**** Information supplied ****
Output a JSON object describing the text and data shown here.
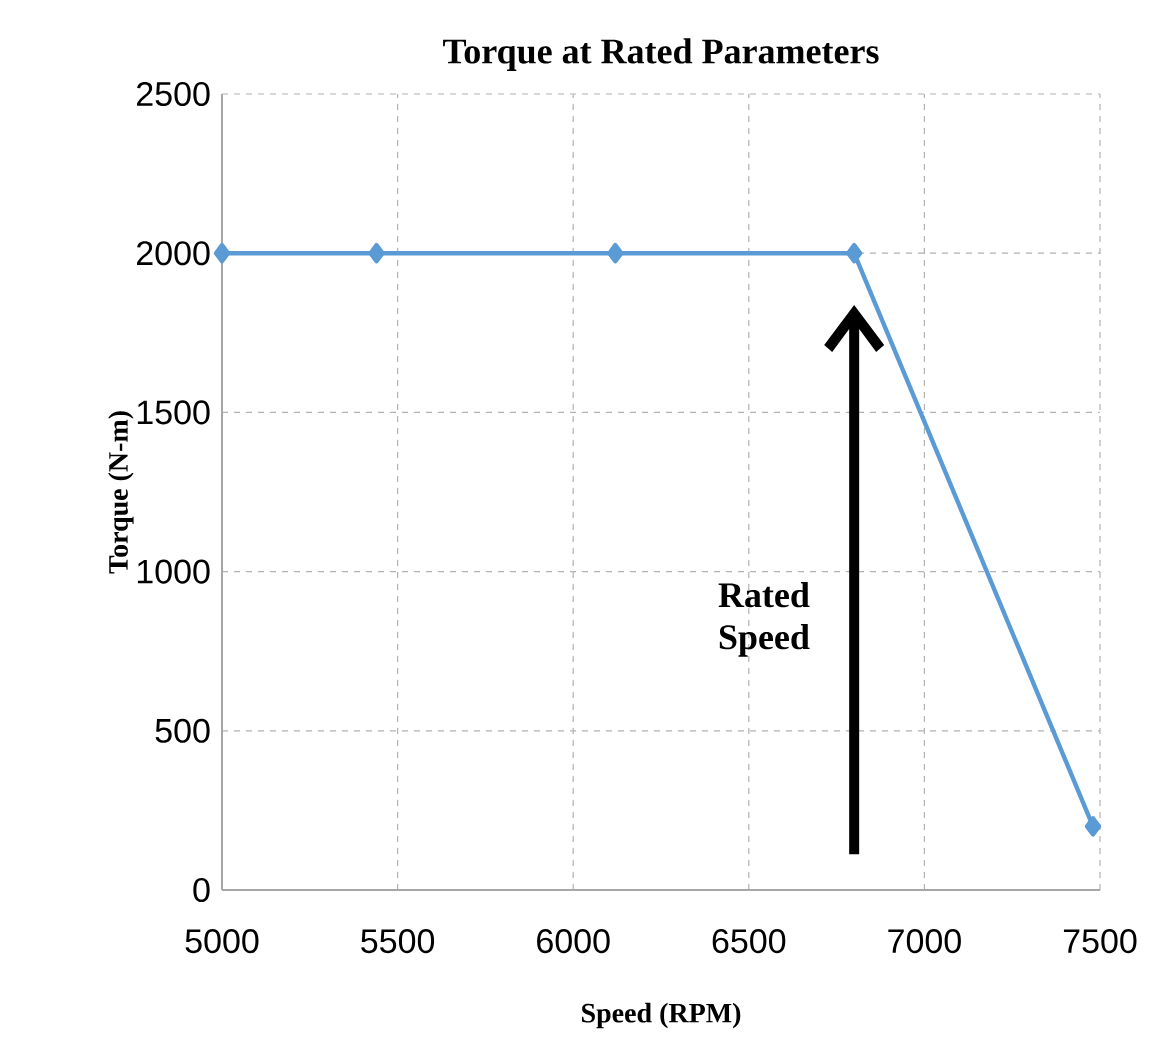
{
  "chart_data": {
    "type": "line",
    "title": "Torque at Rated Parameters",
    "xlabel": "Speed (RPM)",
    "ylabel": "Torque (N-m)",
    "x": [
      5000,
      5440,
      6120,
      6800,
      7480
    ],
    "series": [
      {
        "color": "#5b9bd5",
        "values": [
          2000,
          2000,
          2000,
          2000,
          200
        ]
      }
    ],
    "xlim": [
      5000,
      7500
    ],
    "xticks": [
      5000,
      5500,
      6000,
      6500,
      7000,
      7500
    ],
    "ylim": [
      0,
      2500
    ],
    "yticks": [
      0,
      500,
      1000,
      1500,
      2000,
      2500
    ],
    "grid": true,
    "marker": "diamond",
    "line_style": "solid",
    "annotations": [
      "Rated Speed"
    ]
  }
}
****
Task requirements: Write out each entry exactly as given, but skip the pictures.

Response to the task:
Output a JSON object describing the text and data shown here.
{
  "chart_data": {
    "type": "line",
    "title": "Torque at Rated Parameters",
    "xlabel": "Speed (RPM)",
    "ylabel": "Torque (N-m)",
    "x": [
      5000,
      5440,
      6120,
      6800,
      7480
    ],
    "series": [
      {
        "color": "#5b9bd5",
        "values": [
          2000,
          2000,
          2000,
          2000,
          200
        ]
      }
    ],
    "xlim": [
      5000,
      7500
    ],
    "xticks": [
      5000,
      5500,
      6000,
      6500,
      7000,
      7500
    ],
    "ylim": [
      0,
      2500
    ],
    "yticks": [
      0,
      500,
      1000,
      1500,
      2000,
      2500
    ],
    "grid": true,
    "marker": "diamond",
    "line_style": "solid",
    "annotations": [
      "Rated Speed"
    ]
  }
}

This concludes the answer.